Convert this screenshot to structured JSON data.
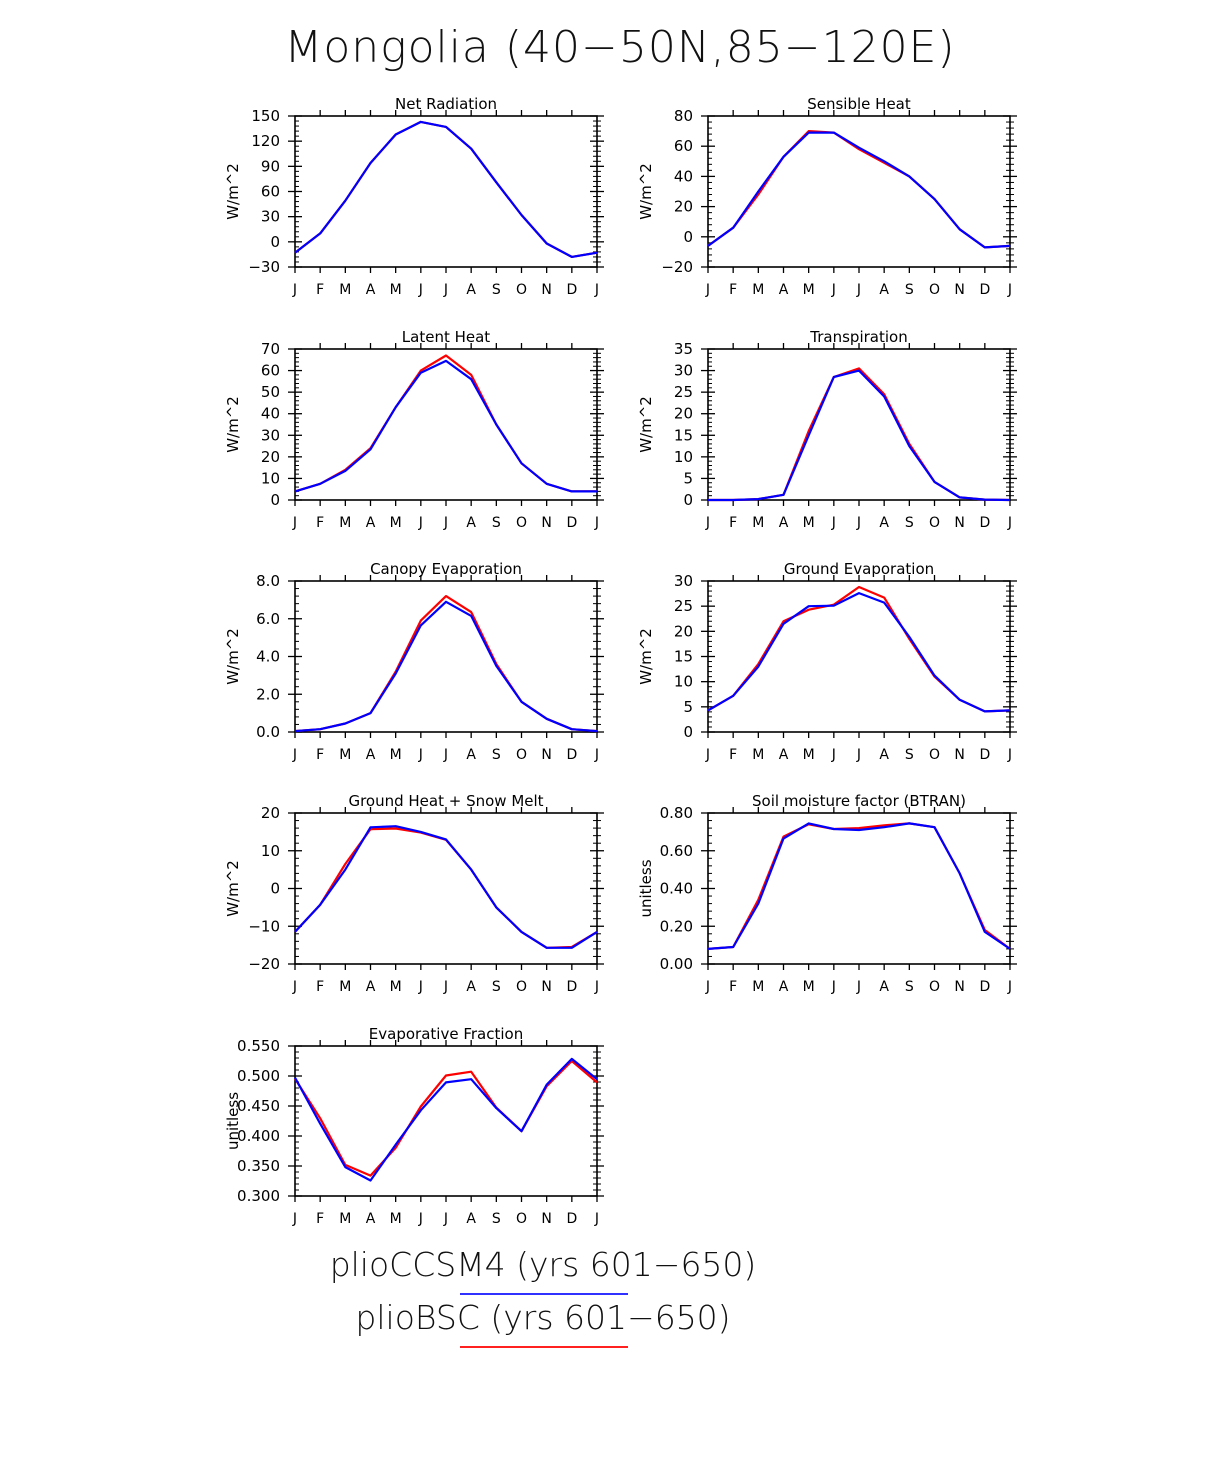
{
  "title": "Mongolia (40−50N,85−120E)",
  "legend": [
    {
      "label": "plioCCSM4 (yrs 601−650)",
      "color": "#3030ff"
    },
    {
      "label": "plioBSC (yrs 601−650)",
      "color": "#ff2020"
    }
  ],
  "chart_data": [
    {
      "type": "line",
      "title": "Net Radiation",
      "ylabel": "W/m^2",
      "x": [
        "J",
        "F",
        "M",
        "A",
        "M",
        "J",
        "J",
        "A",
        "S",
        "O",
        "N",
        "D",
        "J"
      ],
      "ylim": [
        -30,
        150
      ],
      "yticks": [
        "−30",
        "0",
        "30",
        "60",
        "90",
        "120",
        "150"
      ],
      "series": [
        {
          "color": "#ff0000",
          "values": [
            -13,
            10,
            49,
            94,
            128,
            143,
            137,
            111,
            71,
            32,
            -2,
            -18,
            -13
          ]
        },
        {
          "color": "#0000ff",
          "values": [
            -13,
            10,
            49,
            94,
            128,
            143,
            137,
            111,
            71,
            32,
            -2,
            -18,
            -13
          ]
        }
      ]
    },
    {
      "type": "line",
      "title": "Sensible Heat",
      "ylabel": "W/m^2",
      "x": [
        "J",
        "F",
        "M",
        "A",
        "M",
        "J",
        "J",
        "A",
        "S",
        "O",
        "N",
        "D",
        "J"
      ],
      "ylim": [
        -20,
        80
      ],
      "yticks": [
        "−20",
        "0",
        "20",
        "40",
        "60",
        "80"
      ],
      "series": [
        {
          "color": "#ff0000",
          "values": [
            -6,
            6,
            28,
            53,
            70,
            69,
            58,
            49,
            40,
            25,
            5,
            -7,
            -6
          ]
        },
        {
          "color": "#0000ff",
          "values": [
            -6,
            6,
            30,
            53,
            69,
            69,
            59,
            50,
            40,
            25,
            5,
            -7,
            -6
          ]
        }
      ]
    },
    {
      "type": "line",
      "title": "Latent Heat",
      "ylabel": "W/m^2",
      "x": [
        "J",
        "F",
        "M",
        "A",
        "M",
        "J",
        "J",
        "A",
        "S",
        "O",
        "N",
        "D",
        "J"
      ],
      "ylim": [
        0,
        70
      ],
      "yticks": [
        "0",
        "10",
        "20",
        "30",
        "40",
        "50",
        "60",
        "70"
      ],
      "series": [
        {
          "color": "#ff0000",
          "values": [
            4,
            7.5,
            14,
            24,
            43,
            60,
            67,
            58,
            35,
            17,
            7.5,
            4,
            4
          ]
        },
        {
          "color": "#0000ff",
          "values": [
            4,
            7.5,
            13.5,
            23.5,
            43,
            59,
            64.5,
            56,
            35,
            17,
            7.5,
            4,
            4
          ]
        }
      ]
    },
    {
      "type": "line",
      "title": "Transpiration",
      "ylabel": "W/m^2",
      "x": [
        "J",
        "F",
        "M",
        "A",
        "M",
        "J",
        "J",
        "A",
        "S",
        "O",
        "N",
        "D",
        "J"
      ],
      "ylim": [
        0,
        35
      ],
      "yticks": [
        "0",
        "5",
        "10",
        "15",
        "20",
        "25",
        "30",
        "35"
      ],
      "series": [
        {
          "color": "#ff0000",
          "values": [
            0,
            0,
            0.2,
            1.2,
            16,
            28.5,
            30.5,
            24.5,
            13,
            4.2,
            0.6,
            0.1,
            0
          ]
        },
        {
          "color": "#0000ff",
          "values": [
            0,
            0,
            0.2,
            1.2,
            15,
            28.5,
            30,
            24,
            12.5,
            4.2,
            0.6,
            0.1,
            0
          ]
        }
      ]
    },
    {
      "type": "line",
      "title": "Canopy Evaporation",
      "ylabel": "W/m^2",
      "x": [
        "J",
        "F",
        "M",
        "A",
        "M",
        "J",
        "J",
        "A",
        "S",
        "O",
        "N",
        "D",
        "J"
      ],
      "ylim": [
        0,
        8
      ],
      "yticks": [
        "0.0",
        "2.0",
        "4.0",
        "6.0",
        "8.0"
      ],
      "series": [
        {
          "color": "#ff0000",
          "values": [
            0.05,
            0.15,
            0.45,
            1.0,
            3.2,
            5.9,
            7.2,
            6.35,
            3.6,
            1.6,
            0.7,
            0.15,
            0.05
          ]
        },
        {
          "color": "#0000ff",
          "values": [
            0.05,
            0.15,
            0.45,
            1.0,
            3.1,
            5.65,
            6.9,
            6.15,
            3.5,
            1.6,
            0.7,
            0.15,
            0.05
          ]
        }
      ]
    },
    {
      "type": "line",
      "title": "Ground Evaporation",
      "ylabel": "W/m^2",
      "x": [
        "J",
        "F",
        "M",
        "A",
        "M",
        "J",
        "J",
        "A",
        "S",
        "O",
        "N",
        "D",
        "J"
      ],
      "ylim": [
        0,
        30
      ],
      "yticks": [
        "0",
        "5",
        "10",
        "15",
        "20",
        "25",
        "30"
      ],
      "series": [
        {
          "color": "#ff0000",
          "values": [
            4.3,
            7.2,
            13.5,
            22,
            24.3,
            25.3,
            28.8,
            26.7,
            18.5,
            11,
            6.4,
            4.1,
            4.3
          ]
        },
        {
          "color": "#0000ff",
          "values": [
            4.3,
            7.2,
            13,
            21.5,
            25,
            25.1,
            27.6,
            25.7,
            18.9,
            11.2,
            6.4,
            4.1,
            4.3
          ]
        }
      ]
    },
    {
      "type": "line",
      "title": "Ground Heat + Snow Melt",
      "ylabel": "W/m^2",
      "x": [
        "J",
        "F",
        "M",
        "A",
        "M",
        "J",
        "J",
        "A",
        "S",
        "O",
        "N",
        "D",
        "J"
      ],
      "ylim": [
        -20,
        20
      ],
      "yticks": [
        "−20",
        "−10",
        "0",
        "10",
        "20"
      ],
      "series": [
        {
          "color": "#ff0000",
          "values": [
            -11.5,
            -4.3,
            6.5,
            15.7,
            15.9,
            14.8,
            12.9,
            5,
            -5,
            -11.5,
            -15.7,
            -15.5,
            -11.5
          ]
        },
        {
          "color": "#0000ff",
          "values": [
            -11.5,
            -4.3,
            5,
            16.2,
            16.5,
            15,
            13,
            5,
            -5,
            -11.5,
            -15.7,
            -15.7,
            -11.5
          ]
        }
      ]
    },
    {
      "type": "line",
      "title": "Soil moisture factor (BTRAN)",
      "ylabel": "unitless",
      "x": [
        "J",
        "F",
        "M",
        "A",
        "M",
        "J",
        "J",
        "A",
        "S",
        "O",
        "N",
        "D",
        "J"
      ],
      "ylim": [
        0,
        0.8
      ],
      "yticks": [
        "0.00",
        "0.20",
        "0.40",
        "0.60",
        "0.80"
      ],
      "series": [
        {
          "color": "#ff0000",
          "values": [
            0.08,
            0.09,
            0.34,
            0.675,
            0.74,
            0.715,
            0.72,
            0.735,
            0.745,
            0.725,
            0.48,
            0.18,
            0.08
          ]
        },
        {
          "color": "#0000ff",
          "values": [
            0.08,
            0.09,
            0.32,
            0.665,
            0.745,
            0.715,
            0.71,
            0.725,
            0.745,
            0.725,
            0.48,
            0.17,
            0.08
          ]
        }
      ]
    },
    {
      "type": "line",
      "title": "Evaporative Fraction",
      "ylabel": "unitless",
      "x": [
        "J",
        "F",
        "M",
        "A",
        "M",
        "J",
        "J",
        "A",
        "S",
        "O",
        "N",
        "D",
        "J"
      ],
      "ylim": [
        0.28,
        0.56
      ],
      "yticks": [
        "0.300",
        "0.350",
        "0.400",
        "0.450",
        "0.500",
        "0.550"
      ],
      "series": [
        {
          "color": "#ff0000",
          "values": [
            0.499,
            0.425,
            0.338,
            0.318,
            0.37,
            0.447,
            0.505,
            0.512,
            0.445,
            0.401,
            0.485,
            0.532,
            0.492
          ]
        },
        {
          "color": "#0000ff",
          "values": [
            0.501,
            0.415,
            0.334,
            0.309,
            0.376,
            0.44,
            0.492,
            0.498,
            0.444,
            0.401,
            0.488,
            0.536,
            0.498
          ]
        }
      ]
    }
  ]
}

━━━━━━

Show every line from the listing above in which the string "title" appears.

  "title": "Mongolia (40−50N,85−120E)",
      "title": "Net Radiation",
      "title": "Sensible Heat",
      "title": "Latent Heat",
      "title": "Transpiration",
      "title": "Canopy Evaporation",
      "title": "Ground Evaporation",
      "title": "Ground Heat + Snow Melt",
      "title": "Soil moisture factor (BTRAN)",
      "title": "Evaporative Fraction",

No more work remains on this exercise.